### Stored records
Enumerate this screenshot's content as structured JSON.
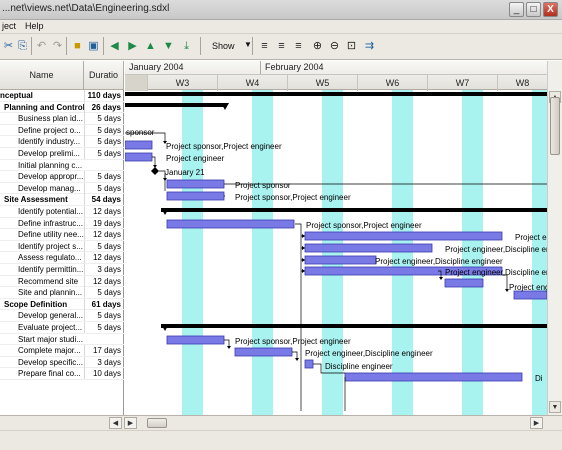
{
  "window": {
    "title": "...net\\views.net\\Data\\Engineering.sdxl",
    "min_label": "_",
    "max_label": "□",
    "close_label": "X"
  },
  "menu": {
    "items": [
      "ject",
      "Help"
    ]
  },
  "toolbar": {
    "show_label": "Show"
  },
  "columns": {
    "name_header": "Name",
    "duration_header": "Duratio"
  },
  "timeline": {
    "months": [
      "January 2004",
      "February 2004"
    ],
    "weeks": [
      "W3",
      "W4",
      "W5",
      "W6",
      "W7",
      "W8"
    ]
  },
  "tasks": [
    {
      "name": "nceptual",
      "duration": "110 days",
      "level": 0
    },
    {
      "name": "Planning and Control",
      "duration": "26 days",
      "level": 1
    },
    {
      "name": "Business plan id...",
      "duration": "5 days",
      "level": 2
    },
    {
      "name": "Define project o...",
      "duration": "5 days",
      "level": 2
    },
    {
      "name": "Identify industry...",
      "duration": "5 days",
      "level": 2
    },
    {
      "name": "Develop prelimi...",
      "duration": "5 days",
      "level": 2
    },
    {
      "name": "Initial planning c...",
      "duration": "",
      "level": 2
    },
    {
      "name": "Develop appropr...",
      "duration": "5 days",
      "level": 2
    },
    {
      "name": "Develop manag...",
      "duration": "5 days",
      "level": 2
    },
    {
      "name": "Site Assessment",
      "duration": "54 days",
      "level": 1
    },
    {
      "name": "Identify potential...",
      "duration": "12 days",
      "level": 2
    },
    {
      "name": "Define infrastruc...",
      "duration": "19 days",
      "level": 2
    },
    {
      "name": "Define utility nee...",
      "duration": "12 days",
      "level": 2
    },
    {
      "name": "Identify project s...",
      "duration": "5 days",
      "level": 2
    },
    {
      "name": "Assess regulato...",
      "duration": "12 days",
      "level": 2
    },
    {
      "name": "Identify permittin...",
      "duration": "3 days",
      "level": 2
    },
    {
      "name": "Recommend site",
      "duration": "12 days",
      "level": 2
    },
    {
      "name": "Site and plannin...",
      "duration": "5 days",
      "level": 2
    },
    {
      "name": "Scope Definition",
      "duration": "61 days",
      "level": 1
    },
    {
      "name": "Develop general...",
      "duration": "5 days",
      "level": 2
    },
    {
      "name": "Evaluate project...",
      "duration": "5 days",
      "level": 2
    },
    {
      "name": "Start major studi...",
      "duration": "",
      "level": 2
    },
    {
      "name": "Complete major...",
      "duration": "17 days",
      "level": 2
    },
    {
      "name": "Develop specific...",
      "duration": "3 days",
      "level": 2
    },
    {
      "name": "Prepare final co...",
      "duration": "10 days",
      "level": 2
    }
  ],
  "resource_labels": [
    "Project sponsor,Project engineer",
    "Project sponsor",
    "Project engineer",
    "January 21",
    "Project sponsor,Project engineer",
    "Project engineer,Discipline engineer",
    "Project engineer,Discipline engineer",
    "Discipline engineer",
    "Project engineer",
    "Project sponsor,Project engineer",
    "Project engineer,Discipline engineer",
    "Discipline engineer",
    "Di",
    "sponsor",
    "Project e"
  ],
  "colors": {
    "bar_fill": "#7a7ae6",
    "bar_stroke": "#3a3ab0",
    "summary": "#000000",
    "weekend": "#a8f2f0"
  }
}
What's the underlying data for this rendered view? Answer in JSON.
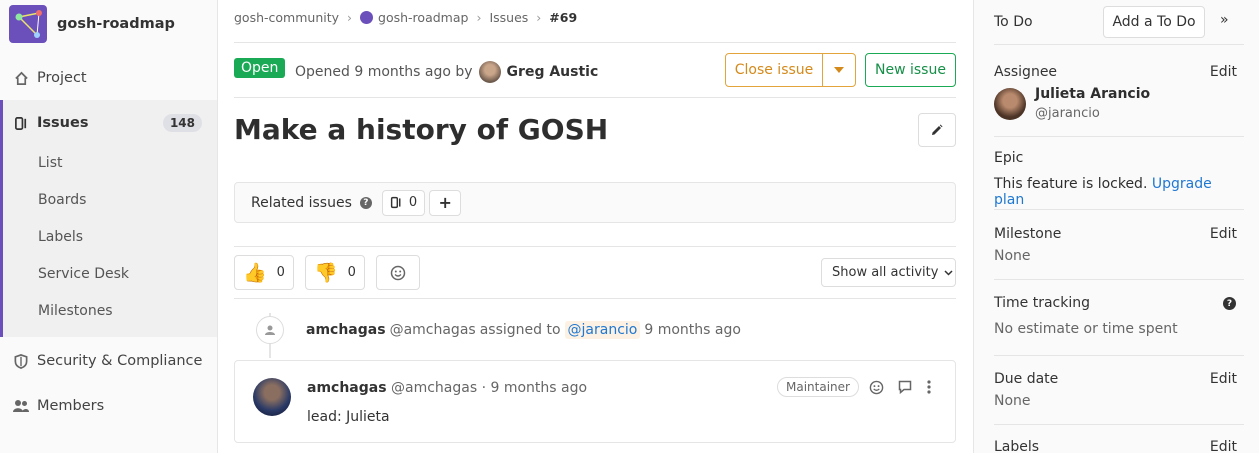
{
  "project": {
    "name": "gosh-roadmap"
  },
  "nav": {
    "project": "Project",
    "issues": "Issues",
    "issues_count": "148",
    "sub": [
      "List",
      "Boards",
      "Labels",
      "Service Desk",
      "Milestones"
    ],
    "security": "Security & Compliance",
    "members": "Members"
  },
  "breadcrumb": [
    "gosh-community",
    "gosh-roadmap",
    "Issues",
    "#69"
  ],
  "issue": {
    "status": "Open",
    "opened_text": "Opened 9 months ago by",
    "author": "Greg Austic",
    "title": "Make a history of GOSH",
    "close_label": "Close issue",
    "new_label": "New issue"
  },
  "related": {
    "label": "Related issues",
    "count": "0"
  },
  "awards": {
    "thumbsup": "0",
    "thumbsdown": "0"
  },
  "activity_filter": "Show all activity",
  "system_note": {
    "author": "amchagas",
    "handle": "@amchagas",
    "action": "assigned to",
    "mention": "@jarancio",
    "time": "9 months ago"
  },
  "comment": {
    "author": "amchagas",
    "meta": "@amchagas · 9 months ago",
    "role": "Maintainer",
    "body": "lead: Julieta"
  },
  "sidebar": {
    "todo_label": "To Do",
    "todo_button": "Add a To Do",
    "assignee_label": "Assignee",
    "edit": "Edit",
    "assignee_name": "Julieta Arancio",
    "assignee_handle": "@jarancio",
    "epic_label": "Epic",
    "epic_text": "This feature is locked.",
    "epic_link": "Upgrade plan",
    "milestone_label": "Milestone",
    "milestone_value": "None",
    "time_label": "Time tracking",
    "time_value": "No estimate or time spent",
    "due_label": "Due date",
    "due_value": "None",
    "labels_label": "Labels"
  },
  "colors": {
    "accent": "#6b4fbb",
    "open": "#1aaa55",
    "close": "#e3a53b",
    "link": "#1f78d1"
  }
}
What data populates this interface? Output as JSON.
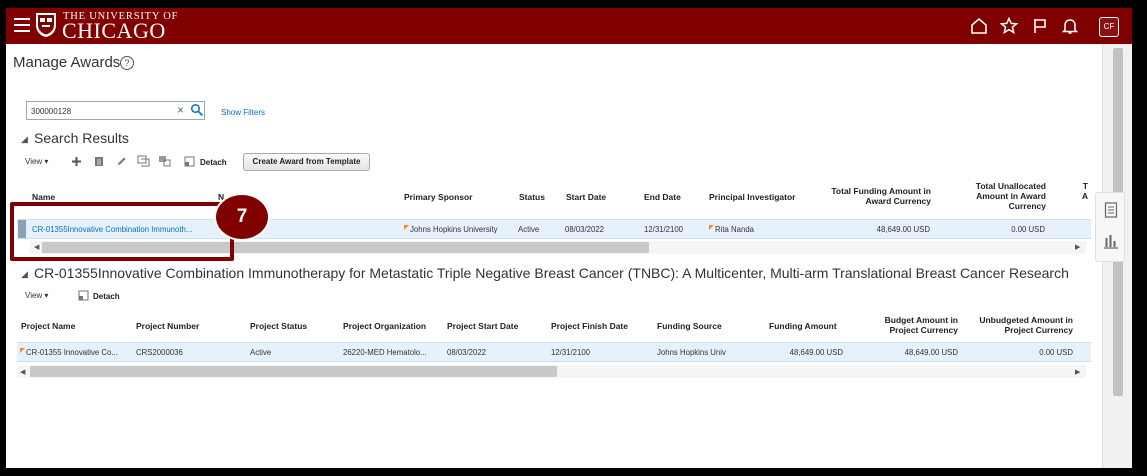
{
  "header": {
    "university_line1": "THE UNIVERSITY OF",
    "university_line2": "CHICAGO",
    "avatar_initials": "CF",
    "brand_color": "#800000",
    "icons": [
      "menu-icon",
      "home-icon",
      "star-icon",
      "flag-icon",
      "bell-icon"
    ]
  },
  "page": {
    "title": "Manage Awards",
    "help_glyph": "?"
  },
  "search": {
    "value": "300000128",
    "show_filters": "Show Filters"
  },
  "results": {
    "title": "Search Results",
    "toolbar": {
      "view": "View",
      "detach": "Detach",
      "create_template": "Create Award from Template"
    },
    "columns": {
      "name": "Name",
      "number": "N",
      "primary_sponsor": "Primary Sponsor",
      "status": "Status",
      "start_date": "Start Date",
      "end_date": "End Date",
      "pi": "Principal Investigator",
      "total_funding": "Total Funding Amount in Award Currency",
      "total_unallocated": "Total Unallocated Amount in Award Currency",
      "truncated": "T A"
    },
    "row": {
      "name": "CR-01355Innovative Combination Immunoth...",
      "primary_sponsor": "Johns Hopkins University",
      "status": "Active",
      "start_date": "08/03/2022",
      "end_date": "12/31/2100",
      "pi": "Rita Nanda",
      "total_funding": "48,649.00 USD",
      "total_unallocated": "0.00 USD"
    }
  },
  "callout": {
    "number": "7"
  },
  "award_detail": {
    "title": "CR-01355Innovative Combination Immunotherapy for Metastatic Triple Negative Breast Cancer (TNBC): A Multicenter, Multi-arm Translational Breast Cancer Research",
    "toolbar": {
      "view": "View",
      "detach": "Detach"
    },
    "columns": {
      "project_name": "Project Name",
      "project_number": "Project Number",
      "project_status": "Project Status",
      "project_org": "Project Organization",
      "project_start": "Project Start Date",
      "project_finish": "Project Finish Date",
      "funding_source": "Funding Source",
      "funding_amount": "Funding Amount",
      "budget_amount": "Budget Amount in Project Currency",
      "unbudgeted_amount": "Unbudgeted Amount in Project Currency"
    },
    "row": {
      "project_name": "CR-01355 Innovative Co...",
      "project_number": "CRS2000036",
      "project_status": "Active",
      "project_org": "26220-MED Hematolo...",
      "project_start": "08/03/2022",
      "project_finish": "12/31/2100",
      "funding_source": "Johns Hopkins Univ",
      "funding_amount": "48,649.00 USD",
      "budget_amount": "48,649.00 USD",
      "unbudgeted_amount": "0.00 USD"
    }
  }
}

### Stated exercise
All of the lines above should be retyped precisely, apart from the pictures.

### Task output
Enumerate this screenshot's content as structured JSON.
{
  "window": {
    "title": "...net\\views.net\\Data\\Engineering.sdxl",
    "min_label": "_",
    "max_label": "□",
    "close_label": "X"
  },
  "menu": {
    "items": [
      "ject",
      "Help"
    ]
  },
  "toolbar": {
    "show_label": "Show"
  },
  "columns": {
    "name_header": "Name",
    "duration_header": "Duratio"
  },
  "timeline": {
    "months": [
      "January 2004",
      "February 2004"
    ],
    "weeks": [
      "W3",
      "W4",
      "W5",
      "W6",
      "W7",
      "W8"
    ]
  },
  "tasks": [
    {
      "name": "nceptual",
      "duration": "110 days",
      "level": 0
    },
    {
      "name": "Planning and Control",
      "duration": "26 days",
      "level": 1
    },
    {
      "name": "Business plan id...",
      "duration": "5 days",
      "level": 2
    },
    {
      "name": "Define project o...",
      "duration": "5 days",
      "level": 2
    },
    {
      "name": "Identify industry...",
      "duration": "5 days",
      "level": 2
    },
    {
      "name": "Develop prelimi...",
      "duration": "5 days",
      "level": 2
    },
    {
      "name": "Initial planning c...",
      "duration": "",
      "level": 2
    },
    {
      "name": "Develop appropr...",
      "duration": "5 days",
      "level": 2
    },
    {
      "name": "Develop manag...",
      "duration": "5 days",
      "level": 2
    },
    {
      "name": "Site Assessment",
      "duration": "54 days",
      "level": 1
    },
    {
      "name": "Identify potential...",
      "duration": "12 days",
      "level": 2
    },
    {
      "name": "Define infrastruc...",
      "duration": "19 days",
      "level": 2
    },
    {
      "name": "Define utility nee...",
      "duration": "12 days",
      "level": 2
    },
    {
      "name": "Identify project s...",
      "duration": "5 days",
      "level": 2
    },
    {
      "name": "Assess regulato...",
      "duration": "12 days",
      "level": 2
    },
    {
      "name": "Identify permittin...",
      "duration": "3 days",
      "level": 2
    },
    {
      "name": "Recommend site",
      "duration": "12 days",
      "level": 2
    },
    {
      "name": "Site and plannin...",
      "duration": "5 days",
      "level": 2
    },
    {
      "name": "Scope Definition",
      "duration": "61 days",
      "level": 1
    },
    {
      "name": "Develop general...",
      "duration": "5 days",
      "level": 2
    },
    {
      "name": "Evaluate project...",
      "duration": "5 days",
      "level": 2
    },
    {
      "name": "Start major studi...",
      "duration": "",
      "level": 2
    },
    {
      "name": "Complete major...",
      "duration": "17 days",
      "level": 2
    },
    {
      "name": "Develop specific...",
      "duration": "3 days",
      "level": 2
    },
    {
      "name": "Prepare final co...",
      "duration": "10 days",
      "level": 2
    }
  ],
  "resource_labels": [
    "Project sponsor,Project engineer",
    "Project sponsor",
    "Project engineer",
    "January 21",
    "Project sponsor,Project engineer",
    "Project engineer,Discipline engineer",
    "Project engineer,Discipline engineer",
    "Discipline engineer",
    "Project engineer",
    "Project sponsor,Project engineer",
    "Project engineer,Discipline engineer",
    "Discipline engineer",
    "Di",
    "sponsor",
    "Project e"
  ],
  "colors": {
    "bar_fill": "#7a7ae6",
    "bar_stroke": "#3a3ab0",
    "summary": "#000000",
    "weekend": "#a8f2f0"
  }
}
What's the underlying data for this rendered view? Answer in JSON.
{
  "project": {
    "name": "gosh-roadmap"
  },
  "nav": {
    "project": "Project",
    "issues": "Issues",
    "issues_count": "148",
    "sub": [
      "List",
      "Boards",
      "Labels",
      "Service Desk",
      "Milestones"
    ],
    "security": "Security & Compliance",
    "members": "Members"
  },
  "breadcrumb": [
    "gosh-community",
    "gosh-roadmap",
    "Issues",
    "#69"
  ],
  "issue": {
    "status": "Open",
    "opened_text": "Opened 9 months ago by",
    "author": "Greg Austic",
    "title": "Make a history of GOSH",
    "close_label": "Close issue",
    "new_label": "New issue"
  },
  "related": {
    "label": "Related issues",
    "count": "0"
  },
  "awards": {
    "thumbsup": "0",
    "thumbsdown": "0"
  },
  "activity_filter": "Show all activity",
  "system_note": {
    "author": "amchagas",
    "handle": "@amchagas",
    "action": "assigned to",
    "mention": "@jarancio",
    "time": "9 months ago"
  },
  "comment": {
    "author": "amchagas",
    "meta": "@amchagas · 9 months ago",
    "role": "Maintainer",
    "body": "lead: Julieta"
  },
  "sidebar": {
    "todo_label": "To Do",
    "todo_button": "Add a To Do",
    "assignee_label": "Assignee",
    "edit": "Edit",
    "assignee_name": "Julieta Arancio",
    "assignee_handle": "@jarancio",
    "epic_label": "Epic",
    "epic_text": "This feature is locked.",
    "epic_link": "Upgrade plan",
    "milestone_label": "Milestone",
    "milestone_value": "None",
    "time_label": "Time tracking",
    "time_value": "No estimate or time spent",
    "due_label": "Due date",
    "due_value": "None",
    "labels_label": "Labels"
  },
  "colors": {
    "accent": "#6b4fbb",
    "open": "#1aaa55",
    "close": "#e3a53b",
    "link": "#1f78d1"
  }
}
What data populates this interface? Output as JSON.
{
  "header": {
    "university_line1": "THE UNIVERSITY OF",
    "university_line2": "CHICAGO",
    "avatar_initials": "CF",
    "brand_color": "#800000",
    "icons": [
      "menu-icon",
      "home-icon",
      "star-icon",
      "flag-icon",
      "bell-icon"
    ]
  },
  "page": {
    "title": "Manage Awards",
    "help_glyph": "?"
  },
  "search": {
    "value": "300000128",
    "show_filters": "Show Filters"
  },
  "results": {
    "title": "Search Results",
    "toolbar": {
      "view": "View",
      "detach": "Detach",
      "create_template": "Create Award from Template"
    },
    "columns": {
      "name": "Name",
      "number": "N",
      "primary_sponsor": "Primary Sponsor",
      "status": "Status",
      "start_date": "Start Date",
      "end_date": "End Date",
      "pi": "Principal Investigator",
      "total_funding": "Total Funding Amount in Award Currency",
      "total_unallocated": "Total Unallocated Amount in Award Currency",
      "truncated": "T A"
    },
    "row": {
      "name": "CR-01355Innovative Combination Immunoth...",
      "primary_sponsor": "Johns Hopkins University",
      "status": "Active",
      "start_date": "08/03/2022",
      "end_date": "12/31/2100",
      "pi": "Rita Nanda",
      "total_funding": "48,649.00 USD",
      "total_unallocated": "0.00 USD"
    }
  },
  "callout": {
    "number": "7"
  },
  "award_detail": {
    "title": "CR-01355Innovative Combination Immunotherapy for Metastatic Triple Negative Breast Cancer (TNBC): A Multicenter, Multi-arm Translational Breast Cancer Research",
    "toolbar": {
      "view": "View",
      "detach": "Detach"
    },
    "columns": {
      "project_name": "Project Name",
      "project_number": "Project Number",
      "project_status": "Project Status",
      "project_org": "Project Organization",
      "project_start": "Project Start Date",
      "project_finish": "Project Finish Date",
      "funding_source": "Funding Source",
      "funding_amount": "Funding Amount",
      "budget_amount": "Budget Amount in Project Currency",
      "unbudgeted_amount": "Unbudgeted Amount in Project Currency"
    },
    "row": {
      "project_name": "CR-01355 Innovative Co...",
      "project_number": "CRS2000036",
      "project_status": "Active",
      "project_org": "26220-MED Hematolo...",
      "project_start": "08/03/2022",
      "project_finish": "12/31/2100",
      "funding_source": "Johns Hopkins Univ",
      "funding_amount": "48,649.00 USD",
      "budget_amount": "48,649.00 USD",
      "unbudgeted_amount": "0.00 USD"
    }
  }
}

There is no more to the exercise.